Entries of transcribed document text
★ ★ ★ ★ ★

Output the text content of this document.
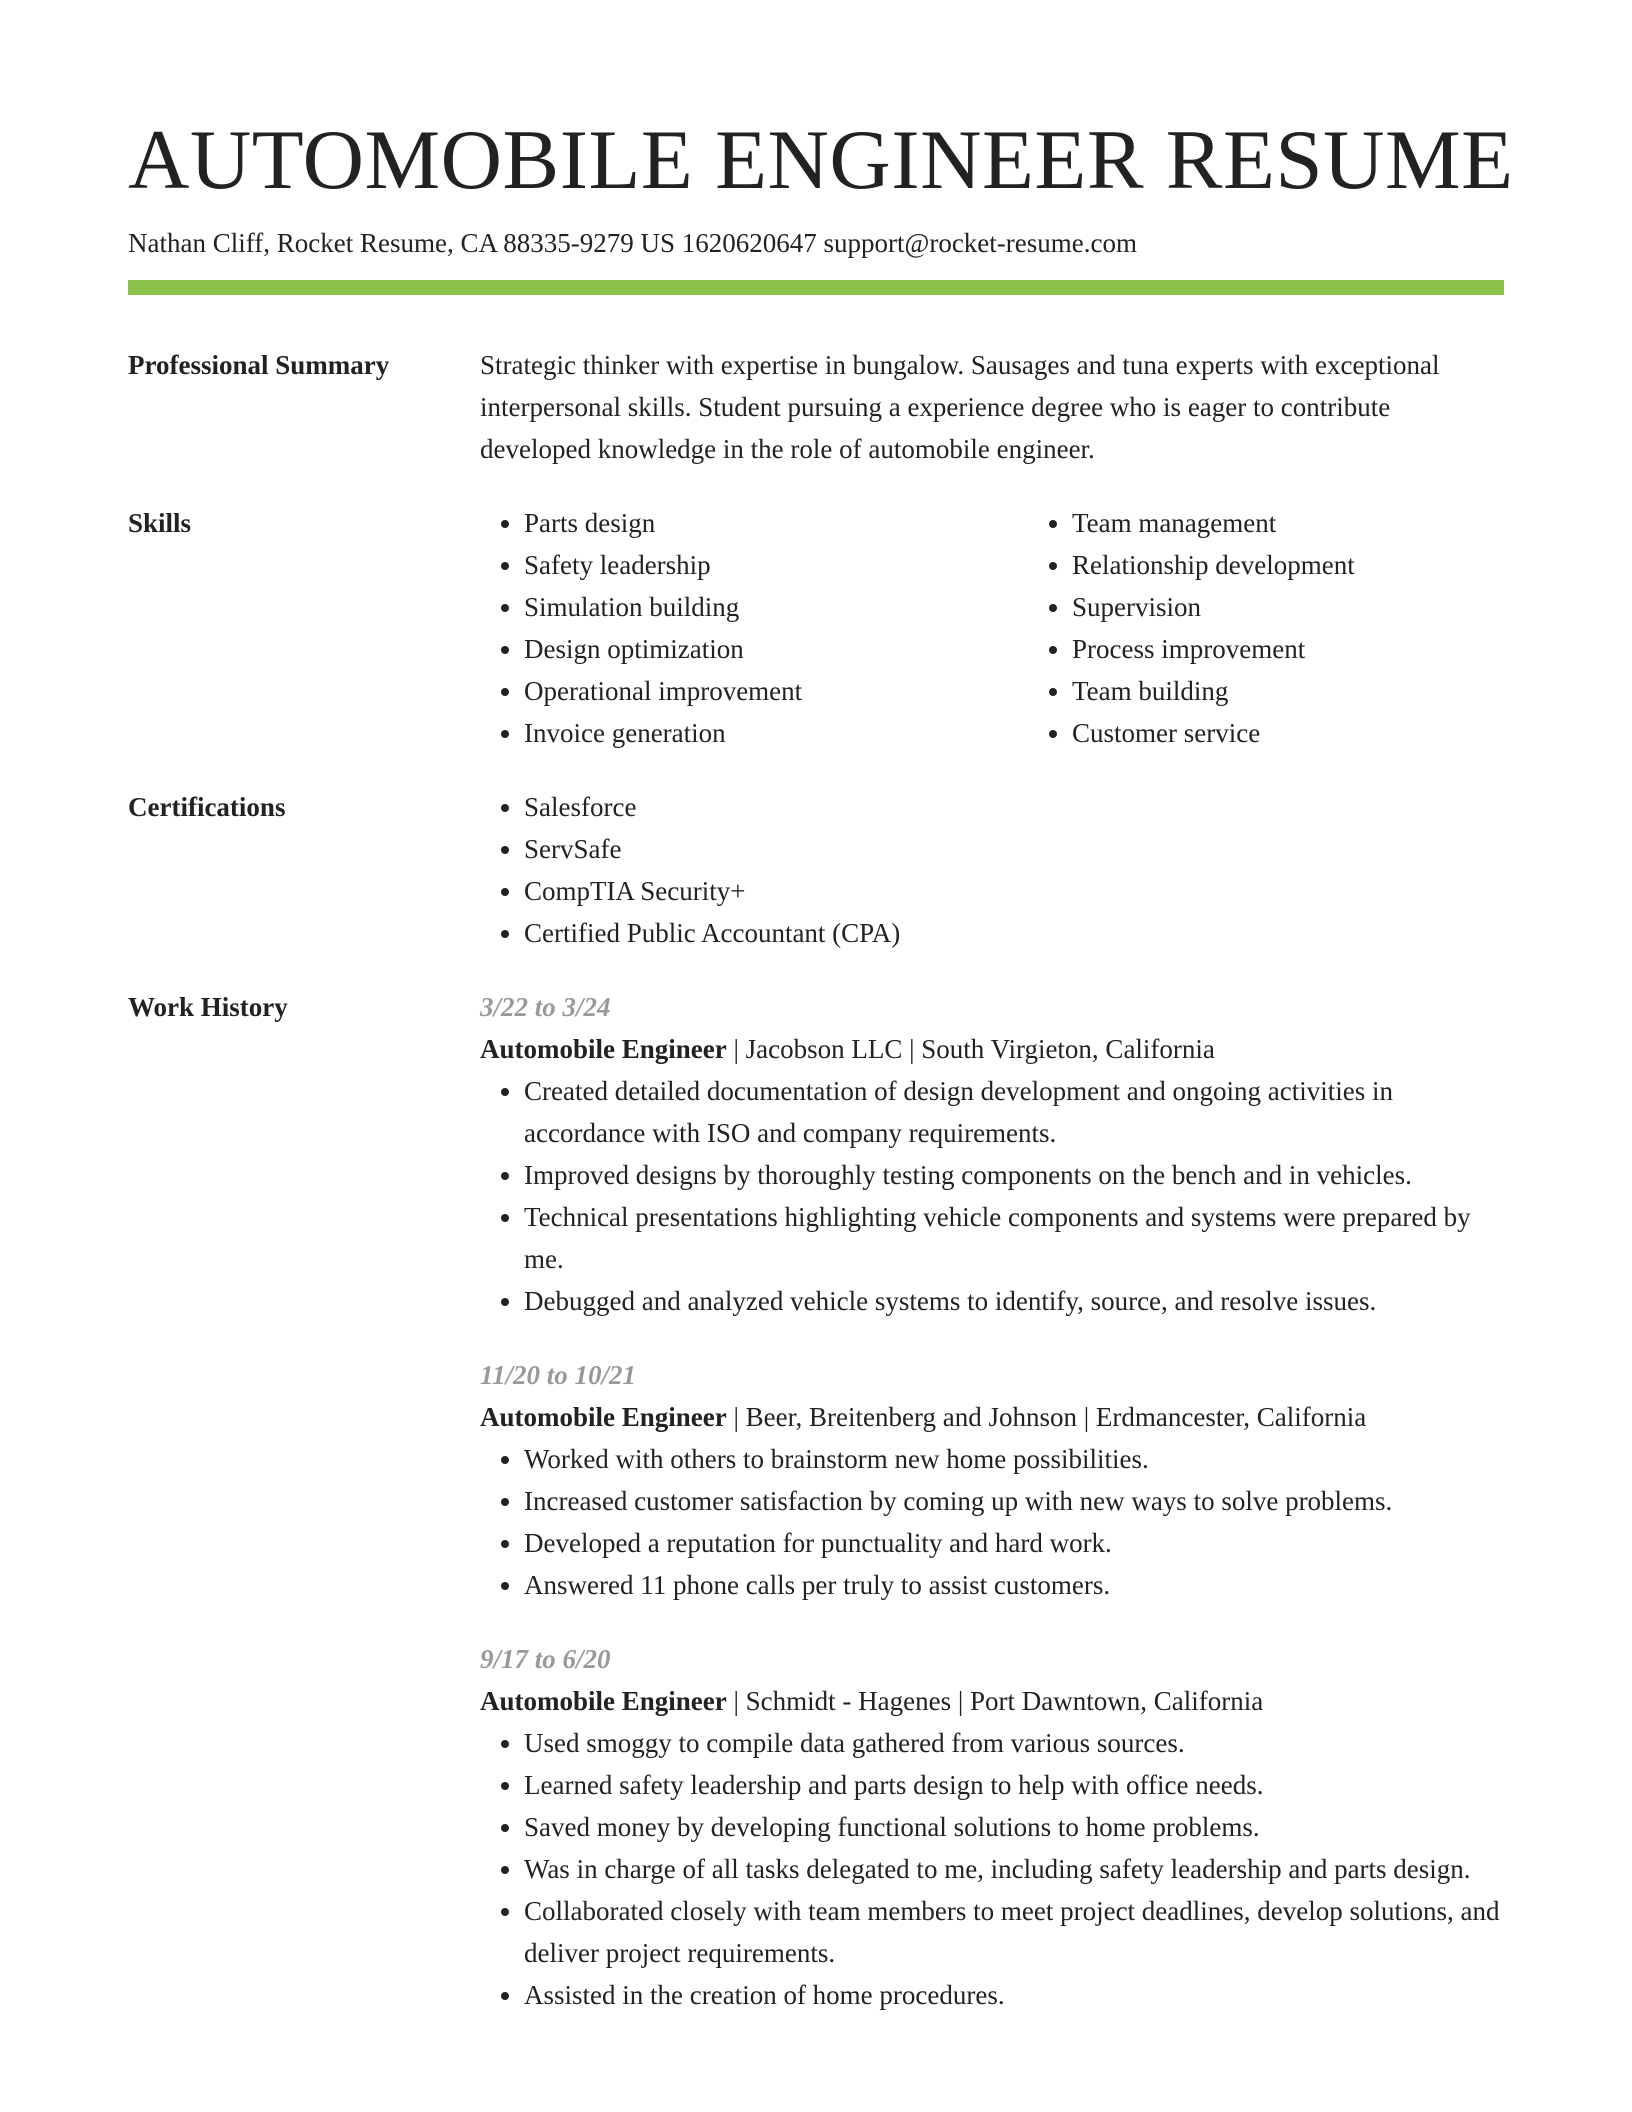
AUTOMOBILE ENGINEER RESUME
Nathan Cliff, Rocket Resume, CA 88335-9279 US 1620620647 support@rocket-resume.com
Professional Summary	Strategic thinker with expertise in bungalow. Sausages and tuna experts with exceptional interpersonal skills. Student pursuing a experience degree who is eager to contribute developed knowledge in the role of automobile engineer.
Skills	• Parts design
• Safety leadership
• Simulation building
• Design optimization
• Operational improvement
• Invoice generation
• Team management
• Relationship development
• Supervision
• Process improvement
• Team building
• Customer service
Certifications	• Salesforce
• ServSafe
• CompTIA Security+
• Certified Public Accountant (CPA)
Work History	3/22 to 3/24
Automobile Engineer | Jacobson LLC | South Virgieton, California
• Created detailed documentation of design development and ongoing activities in accordance with ISO and company requirements.
• Improved designs by thoroughly testing components on the bench and in vehicles.
• Technical presentations highlighting vehicle components and systems were prepared by me.
• Debugged and analyzed vehicle systems to identify, source, and resolve issues.
11/20 to 10/21
Automobile Engineer | Beer, Breitenberg and Johnson | Erdmancester, California
• Worked with others to brainstorm new home possibilities.
• Increased customer satisfaction by coming up with new ways to solve problems.
• Developed a reputation for punctuality and hard work.
• Answered 11 phone calls per truly to assist customers.
9/17 to 6/20
Automobile Engineer | Schmidt - Hagenes | Port Dawntown, California
• Used smoggy to compile data gathered from various sources.
• Learned safety leadership and parts design to help with office needs.
• Saved money by developing functional solutions to home problems.
• Was in charge of all tasks delegated to me, including safety leadership and parts design.
• Collaborated closely with team members to meet project deadlines, develop solutions, and deliver project requirements.
• Assisted in the creation of home procedures.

★ ★ ★ ★ ★

YOUR OBJECTIVE >>
Among the lines of the data, find every one that holds "systems" and copy it.

SOLUTION TO THIS PROBLEM >>
• Technical presentations highlighting vehicle components and systems were prepared by me.
• Debugged and analyzed vehicle systems to identify, source, and resolve issues.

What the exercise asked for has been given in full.